She's afraid to address it, so she doesn't say anything to him,
though she says plenty to us, the reader.
The
book is broken into three sections. The first is about Edwin's
extended visit which causes a huge strain on Pandora's marriage. The
second section is about Pandora deciding that she is going to make
Edwin lose weight, a decision which puts even more strain on her
marriage. The third section is much shorter, more of an epilogue, and
it left me feeling a little betrayed, a little angry, and after some
time passed a little confused as to how I should actually feel.
I
don't have any personal experience with someone who is obese the way
Edwin is, so I certainly can't speak to how realistic the book is. I
often worried that the diet Pandora and Edwin used was not actually
healthy. How can a liquid diet be healthy for weeks on end? So I had
mixed emotions throughout the entire book.
I
did hit, for me, one especially sour note. Edwin admitted that he'd
done heroin for awhile, and when Pandora expressed dismay at this he
brushed it off, telling her it takes years and years to become
addicted to heroin. The conversation ended there, with me holding the
book in disbelief, because it only took my daughter three months to
become addicted. I know it's just a book and it's one character's
opinion, but it threw me completely out of the story for awhile.
I
love Lionel Shriver's writing, her voice. The only other book of hers
I'd read previously was WE NEED TO TALK ABOUT KEVIN, which was
harrowing. At first I thought BIG BROTHER, compared to WE NEED TO
TALK ABOUT KEVIN, was a much lighter and easygoing read, but in the
end it wasn't by much. That other book had some elements in the
ending that took me by surprise also, so now I wonder if she throws
that curve at you in all her books.
The
narrative is in first person from Pandora's point of view, and it's a
wonderful character study as she fills us in on her past, her
marriage, her relationship with her brother and father and her
non-relationship with her younger sister. Having Edwin living in her
home and seeing the mess he's made of his life causes her to reflect
and examine her own life. She loves her husband, and he adores her.
But eventually she's backed into a corner of whether to put her
brother or her husband first. She often felt Fletcher wasn't as
supportive as he could have been. I felt Fletcher was pushed to his
limit, and when he finally delivered that ultimatum to Pandora I
couldn't blame him one bit. Pandora was so caught up in trying to fix
her brother she didn't maintain her marriage so of course it began to
break as well.
Overall,
a very affecting book. I think I'll look at obesity through clearer
eyes now. But I'm not actually sure if that's true.

################

## Exercise directions
Rewrite everything in the book review from "But eventually she's" down to "if that's true.", putting "demand" in place of "ultimatum". Rely only on the book review.

## Data
################

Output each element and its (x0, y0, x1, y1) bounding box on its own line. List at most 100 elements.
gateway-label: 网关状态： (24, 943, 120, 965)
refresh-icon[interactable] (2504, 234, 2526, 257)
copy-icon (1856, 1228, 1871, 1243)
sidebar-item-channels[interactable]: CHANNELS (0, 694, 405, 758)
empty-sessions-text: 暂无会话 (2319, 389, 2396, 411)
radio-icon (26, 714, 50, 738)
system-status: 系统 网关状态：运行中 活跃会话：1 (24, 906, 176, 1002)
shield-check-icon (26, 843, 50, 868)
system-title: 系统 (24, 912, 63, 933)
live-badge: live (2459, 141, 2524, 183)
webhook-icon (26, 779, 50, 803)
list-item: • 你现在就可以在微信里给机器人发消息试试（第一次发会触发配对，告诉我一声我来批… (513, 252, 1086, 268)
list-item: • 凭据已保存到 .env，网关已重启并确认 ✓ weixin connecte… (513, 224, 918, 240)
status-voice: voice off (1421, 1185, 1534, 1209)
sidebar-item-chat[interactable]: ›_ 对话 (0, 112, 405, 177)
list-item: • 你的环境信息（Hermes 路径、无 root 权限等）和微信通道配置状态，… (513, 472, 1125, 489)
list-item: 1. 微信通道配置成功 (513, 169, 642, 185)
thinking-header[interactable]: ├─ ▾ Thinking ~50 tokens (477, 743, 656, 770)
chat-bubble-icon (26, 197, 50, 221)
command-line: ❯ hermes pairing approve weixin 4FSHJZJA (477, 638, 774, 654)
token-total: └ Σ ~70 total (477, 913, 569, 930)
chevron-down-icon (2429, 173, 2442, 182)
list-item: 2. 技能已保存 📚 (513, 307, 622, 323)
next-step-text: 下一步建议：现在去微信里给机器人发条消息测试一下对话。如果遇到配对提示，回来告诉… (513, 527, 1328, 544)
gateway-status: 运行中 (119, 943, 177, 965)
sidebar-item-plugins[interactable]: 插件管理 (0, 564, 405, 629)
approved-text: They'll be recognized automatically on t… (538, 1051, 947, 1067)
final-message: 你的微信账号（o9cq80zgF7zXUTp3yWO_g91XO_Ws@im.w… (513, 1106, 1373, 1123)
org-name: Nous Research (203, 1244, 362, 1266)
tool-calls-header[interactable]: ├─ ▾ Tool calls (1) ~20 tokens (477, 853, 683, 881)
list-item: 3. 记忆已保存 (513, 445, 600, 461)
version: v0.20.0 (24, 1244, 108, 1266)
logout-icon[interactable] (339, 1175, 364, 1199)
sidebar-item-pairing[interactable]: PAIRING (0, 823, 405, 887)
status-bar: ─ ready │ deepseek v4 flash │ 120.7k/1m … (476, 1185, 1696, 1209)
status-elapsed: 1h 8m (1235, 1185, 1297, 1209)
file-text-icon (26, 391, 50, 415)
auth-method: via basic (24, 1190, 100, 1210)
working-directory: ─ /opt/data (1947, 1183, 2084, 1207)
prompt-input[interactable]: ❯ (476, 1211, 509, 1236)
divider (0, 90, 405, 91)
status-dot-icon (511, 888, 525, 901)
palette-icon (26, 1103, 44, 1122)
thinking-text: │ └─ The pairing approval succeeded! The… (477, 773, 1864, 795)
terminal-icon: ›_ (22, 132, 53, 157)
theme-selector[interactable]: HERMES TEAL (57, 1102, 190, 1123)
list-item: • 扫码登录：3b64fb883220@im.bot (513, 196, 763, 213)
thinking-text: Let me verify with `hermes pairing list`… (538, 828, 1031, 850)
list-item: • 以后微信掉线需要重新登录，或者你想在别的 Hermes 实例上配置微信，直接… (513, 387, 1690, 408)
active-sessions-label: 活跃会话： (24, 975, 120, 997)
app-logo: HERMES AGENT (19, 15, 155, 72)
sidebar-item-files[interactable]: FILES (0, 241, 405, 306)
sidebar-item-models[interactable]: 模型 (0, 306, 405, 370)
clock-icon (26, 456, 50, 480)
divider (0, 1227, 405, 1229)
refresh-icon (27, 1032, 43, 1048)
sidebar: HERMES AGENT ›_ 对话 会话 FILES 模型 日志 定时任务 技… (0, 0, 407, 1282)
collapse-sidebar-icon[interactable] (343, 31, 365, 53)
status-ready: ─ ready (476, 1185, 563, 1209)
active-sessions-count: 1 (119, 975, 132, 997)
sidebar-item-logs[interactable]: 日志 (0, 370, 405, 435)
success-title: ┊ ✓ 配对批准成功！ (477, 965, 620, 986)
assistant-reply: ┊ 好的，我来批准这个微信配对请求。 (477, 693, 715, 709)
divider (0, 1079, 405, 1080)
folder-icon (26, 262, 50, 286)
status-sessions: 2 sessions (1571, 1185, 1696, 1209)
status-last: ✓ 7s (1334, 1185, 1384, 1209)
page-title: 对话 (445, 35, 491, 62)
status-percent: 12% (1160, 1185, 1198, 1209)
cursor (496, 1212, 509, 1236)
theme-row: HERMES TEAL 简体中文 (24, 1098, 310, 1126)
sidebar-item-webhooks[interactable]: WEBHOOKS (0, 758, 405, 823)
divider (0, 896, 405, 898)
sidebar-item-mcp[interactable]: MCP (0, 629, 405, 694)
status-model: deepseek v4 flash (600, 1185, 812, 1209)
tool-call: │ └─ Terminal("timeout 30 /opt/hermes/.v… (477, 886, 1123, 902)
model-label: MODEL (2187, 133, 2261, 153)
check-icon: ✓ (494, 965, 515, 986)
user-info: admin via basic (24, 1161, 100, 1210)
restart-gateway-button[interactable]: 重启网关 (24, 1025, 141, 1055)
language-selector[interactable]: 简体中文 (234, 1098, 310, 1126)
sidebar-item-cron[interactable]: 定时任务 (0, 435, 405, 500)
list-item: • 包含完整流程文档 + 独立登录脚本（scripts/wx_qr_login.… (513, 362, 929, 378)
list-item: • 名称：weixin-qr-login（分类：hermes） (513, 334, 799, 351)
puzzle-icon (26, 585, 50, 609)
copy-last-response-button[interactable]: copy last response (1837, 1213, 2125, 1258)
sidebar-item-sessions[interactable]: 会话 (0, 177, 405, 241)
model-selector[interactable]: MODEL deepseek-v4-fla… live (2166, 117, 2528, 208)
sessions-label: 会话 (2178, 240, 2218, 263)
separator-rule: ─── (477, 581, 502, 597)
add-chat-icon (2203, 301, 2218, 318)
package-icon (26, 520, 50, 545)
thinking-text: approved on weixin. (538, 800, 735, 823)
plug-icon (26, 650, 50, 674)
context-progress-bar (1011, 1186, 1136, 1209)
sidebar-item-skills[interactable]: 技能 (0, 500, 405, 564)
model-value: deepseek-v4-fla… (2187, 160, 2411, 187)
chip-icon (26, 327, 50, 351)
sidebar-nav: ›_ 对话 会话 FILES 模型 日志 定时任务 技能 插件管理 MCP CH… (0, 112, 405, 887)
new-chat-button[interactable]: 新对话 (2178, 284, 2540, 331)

################

## Your response
But eventually she's backed into a corner of whether to put her
brother or her husband first. She often felt Fletcher wasn't as
supportive as he could have been. I felt Fletcher was pushed to his
limit, and when he finally delivered that demand to Pandora I
couldn't blame him one bit. Pandora was so caught up in trying to fix
her brother she didn't maintain her marriage so of course it began to
break as well.
Overall,
a very affecting book. I think I'll look at obesity through clearer
eyes now. But I'm not actually sure if that's true.